** Begin Records supplied **

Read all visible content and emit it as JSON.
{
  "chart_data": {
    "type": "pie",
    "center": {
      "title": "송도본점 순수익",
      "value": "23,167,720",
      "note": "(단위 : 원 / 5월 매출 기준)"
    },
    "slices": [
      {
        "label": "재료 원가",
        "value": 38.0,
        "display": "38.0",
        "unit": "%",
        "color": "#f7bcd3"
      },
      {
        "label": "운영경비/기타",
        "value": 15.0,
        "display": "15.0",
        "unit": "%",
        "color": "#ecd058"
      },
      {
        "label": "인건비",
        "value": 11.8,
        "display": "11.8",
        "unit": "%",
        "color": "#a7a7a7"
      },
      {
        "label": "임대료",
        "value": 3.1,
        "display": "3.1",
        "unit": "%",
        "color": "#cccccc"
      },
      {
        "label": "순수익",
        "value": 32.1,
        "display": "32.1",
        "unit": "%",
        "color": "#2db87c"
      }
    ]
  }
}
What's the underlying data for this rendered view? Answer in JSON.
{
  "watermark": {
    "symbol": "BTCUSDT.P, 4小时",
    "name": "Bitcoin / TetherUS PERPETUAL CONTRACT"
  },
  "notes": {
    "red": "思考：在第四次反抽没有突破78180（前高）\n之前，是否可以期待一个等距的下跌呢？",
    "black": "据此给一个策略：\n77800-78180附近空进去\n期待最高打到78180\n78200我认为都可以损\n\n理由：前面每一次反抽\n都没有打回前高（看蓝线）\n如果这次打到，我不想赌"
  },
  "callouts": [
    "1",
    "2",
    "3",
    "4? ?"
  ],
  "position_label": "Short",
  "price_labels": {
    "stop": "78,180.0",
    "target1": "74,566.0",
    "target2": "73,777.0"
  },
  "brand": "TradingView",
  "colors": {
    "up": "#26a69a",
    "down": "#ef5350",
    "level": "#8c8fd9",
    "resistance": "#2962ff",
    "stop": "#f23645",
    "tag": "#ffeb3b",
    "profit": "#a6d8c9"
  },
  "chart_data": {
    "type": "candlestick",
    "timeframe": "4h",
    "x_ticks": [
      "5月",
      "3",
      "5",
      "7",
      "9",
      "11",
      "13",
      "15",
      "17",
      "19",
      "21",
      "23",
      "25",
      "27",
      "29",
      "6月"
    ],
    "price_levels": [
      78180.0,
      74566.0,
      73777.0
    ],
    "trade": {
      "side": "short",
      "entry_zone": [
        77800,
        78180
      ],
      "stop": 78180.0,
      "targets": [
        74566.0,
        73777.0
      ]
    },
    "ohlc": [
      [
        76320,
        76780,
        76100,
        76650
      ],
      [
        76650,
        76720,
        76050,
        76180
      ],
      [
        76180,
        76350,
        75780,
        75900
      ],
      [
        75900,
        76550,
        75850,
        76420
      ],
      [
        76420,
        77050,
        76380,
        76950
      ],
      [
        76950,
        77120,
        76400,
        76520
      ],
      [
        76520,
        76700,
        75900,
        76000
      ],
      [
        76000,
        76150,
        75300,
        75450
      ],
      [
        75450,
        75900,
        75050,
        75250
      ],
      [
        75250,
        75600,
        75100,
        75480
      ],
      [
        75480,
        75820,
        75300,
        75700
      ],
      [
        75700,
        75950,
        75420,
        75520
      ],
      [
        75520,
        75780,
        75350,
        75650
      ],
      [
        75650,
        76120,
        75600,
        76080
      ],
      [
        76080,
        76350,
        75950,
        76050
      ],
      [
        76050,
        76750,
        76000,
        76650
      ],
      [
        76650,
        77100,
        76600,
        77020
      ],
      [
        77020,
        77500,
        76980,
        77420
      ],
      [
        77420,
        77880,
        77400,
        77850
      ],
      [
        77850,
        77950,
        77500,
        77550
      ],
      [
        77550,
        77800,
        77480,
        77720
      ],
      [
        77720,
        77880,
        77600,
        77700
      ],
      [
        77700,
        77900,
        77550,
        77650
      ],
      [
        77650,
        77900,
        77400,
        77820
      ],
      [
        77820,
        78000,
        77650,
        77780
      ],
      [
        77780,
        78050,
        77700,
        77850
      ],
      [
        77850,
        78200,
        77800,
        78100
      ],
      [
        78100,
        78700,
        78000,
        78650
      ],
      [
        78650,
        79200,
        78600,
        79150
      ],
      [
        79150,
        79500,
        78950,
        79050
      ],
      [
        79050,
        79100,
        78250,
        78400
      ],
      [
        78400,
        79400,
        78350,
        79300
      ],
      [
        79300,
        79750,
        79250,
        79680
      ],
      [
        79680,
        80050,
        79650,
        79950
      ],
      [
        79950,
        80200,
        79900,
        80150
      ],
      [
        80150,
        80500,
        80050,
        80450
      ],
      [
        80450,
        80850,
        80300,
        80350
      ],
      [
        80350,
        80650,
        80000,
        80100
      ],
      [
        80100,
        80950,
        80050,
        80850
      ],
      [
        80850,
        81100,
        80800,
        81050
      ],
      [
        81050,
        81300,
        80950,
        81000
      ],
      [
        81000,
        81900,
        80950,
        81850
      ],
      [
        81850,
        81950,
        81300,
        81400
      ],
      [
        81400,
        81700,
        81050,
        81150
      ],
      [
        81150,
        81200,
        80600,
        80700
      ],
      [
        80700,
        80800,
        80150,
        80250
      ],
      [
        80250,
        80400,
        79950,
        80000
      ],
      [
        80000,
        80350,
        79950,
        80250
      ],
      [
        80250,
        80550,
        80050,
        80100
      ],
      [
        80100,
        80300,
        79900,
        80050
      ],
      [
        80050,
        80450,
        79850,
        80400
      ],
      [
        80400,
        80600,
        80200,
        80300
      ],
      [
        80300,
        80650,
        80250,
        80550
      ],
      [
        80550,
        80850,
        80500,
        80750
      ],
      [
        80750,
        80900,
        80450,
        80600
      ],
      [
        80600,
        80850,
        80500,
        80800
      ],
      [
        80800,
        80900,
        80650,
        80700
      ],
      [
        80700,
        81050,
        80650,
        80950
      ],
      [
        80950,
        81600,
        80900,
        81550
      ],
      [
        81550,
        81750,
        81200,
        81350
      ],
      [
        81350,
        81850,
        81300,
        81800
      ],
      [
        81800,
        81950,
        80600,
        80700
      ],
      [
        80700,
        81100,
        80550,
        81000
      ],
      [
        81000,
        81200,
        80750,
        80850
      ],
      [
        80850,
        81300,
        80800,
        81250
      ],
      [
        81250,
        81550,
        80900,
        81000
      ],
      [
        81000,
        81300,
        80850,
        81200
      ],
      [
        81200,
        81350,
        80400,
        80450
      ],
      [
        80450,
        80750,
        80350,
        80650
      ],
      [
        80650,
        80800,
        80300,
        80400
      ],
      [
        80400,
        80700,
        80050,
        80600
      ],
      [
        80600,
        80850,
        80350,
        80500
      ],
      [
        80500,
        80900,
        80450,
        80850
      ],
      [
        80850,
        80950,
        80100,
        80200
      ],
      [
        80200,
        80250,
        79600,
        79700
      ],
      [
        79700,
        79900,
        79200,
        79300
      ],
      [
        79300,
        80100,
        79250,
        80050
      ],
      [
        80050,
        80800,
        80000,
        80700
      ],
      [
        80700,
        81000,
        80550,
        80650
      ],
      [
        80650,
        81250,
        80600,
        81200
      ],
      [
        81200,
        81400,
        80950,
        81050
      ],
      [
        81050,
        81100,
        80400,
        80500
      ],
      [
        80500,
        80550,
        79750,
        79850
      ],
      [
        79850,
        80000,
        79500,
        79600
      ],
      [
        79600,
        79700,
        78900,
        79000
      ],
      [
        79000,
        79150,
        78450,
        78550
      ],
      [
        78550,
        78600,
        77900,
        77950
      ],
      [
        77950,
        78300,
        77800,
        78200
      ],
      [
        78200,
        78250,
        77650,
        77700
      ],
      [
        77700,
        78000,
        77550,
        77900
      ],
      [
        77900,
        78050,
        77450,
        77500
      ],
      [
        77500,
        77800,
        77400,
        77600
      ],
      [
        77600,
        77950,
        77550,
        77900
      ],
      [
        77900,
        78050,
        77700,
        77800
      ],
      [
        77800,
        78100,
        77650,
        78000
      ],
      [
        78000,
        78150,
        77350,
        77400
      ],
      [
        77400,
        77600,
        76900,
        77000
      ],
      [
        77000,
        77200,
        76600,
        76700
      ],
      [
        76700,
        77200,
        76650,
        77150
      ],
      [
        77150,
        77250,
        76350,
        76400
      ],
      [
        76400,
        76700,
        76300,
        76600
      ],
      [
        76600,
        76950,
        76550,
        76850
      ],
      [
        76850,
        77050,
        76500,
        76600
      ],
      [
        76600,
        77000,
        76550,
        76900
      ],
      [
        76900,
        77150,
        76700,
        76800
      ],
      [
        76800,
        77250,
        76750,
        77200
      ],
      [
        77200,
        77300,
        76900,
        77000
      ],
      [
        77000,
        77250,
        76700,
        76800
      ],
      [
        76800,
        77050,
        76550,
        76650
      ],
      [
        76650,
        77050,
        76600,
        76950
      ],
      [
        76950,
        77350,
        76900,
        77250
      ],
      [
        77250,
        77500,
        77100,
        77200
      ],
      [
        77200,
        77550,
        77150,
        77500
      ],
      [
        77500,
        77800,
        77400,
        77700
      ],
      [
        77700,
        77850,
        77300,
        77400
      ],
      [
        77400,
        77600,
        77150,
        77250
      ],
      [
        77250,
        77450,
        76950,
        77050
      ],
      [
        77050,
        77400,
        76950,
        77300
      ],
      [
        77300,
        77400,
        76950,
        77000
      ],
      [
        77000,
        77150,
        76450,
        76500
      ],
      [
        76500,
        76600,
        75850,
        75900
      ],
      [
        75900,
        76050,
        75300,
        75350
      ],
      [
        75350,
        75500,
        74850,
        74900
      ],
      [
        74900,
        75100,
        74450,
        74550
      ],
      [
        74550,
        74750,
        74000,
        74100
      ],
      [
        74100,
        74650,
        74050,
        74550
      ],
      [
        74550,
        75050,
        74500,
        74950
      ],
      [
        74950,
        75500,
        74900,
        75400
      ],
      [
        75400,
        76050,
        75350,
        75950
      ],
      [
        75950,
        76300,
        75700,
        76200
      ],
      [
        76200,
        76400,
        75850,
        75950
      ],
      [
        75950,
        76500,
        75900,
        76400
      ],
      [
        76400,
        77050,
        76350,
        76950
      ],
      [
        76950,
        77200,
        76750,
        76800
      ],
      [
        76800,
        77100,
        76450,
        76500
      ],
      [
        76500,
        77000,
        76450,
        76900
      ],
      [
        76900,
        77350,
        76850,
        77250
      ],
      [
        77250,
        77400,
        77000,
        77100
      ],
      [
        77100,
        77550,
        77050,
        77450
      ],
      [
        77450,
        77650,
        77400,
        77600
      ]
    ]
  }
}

** End Records supplied **

In the lines above, locate the string "stop". Copy every line where it occurs.

#### Answer to the exercise
    "stop": "78,180.0",
    "stop": "#f23645",
      "stop": 78180.0,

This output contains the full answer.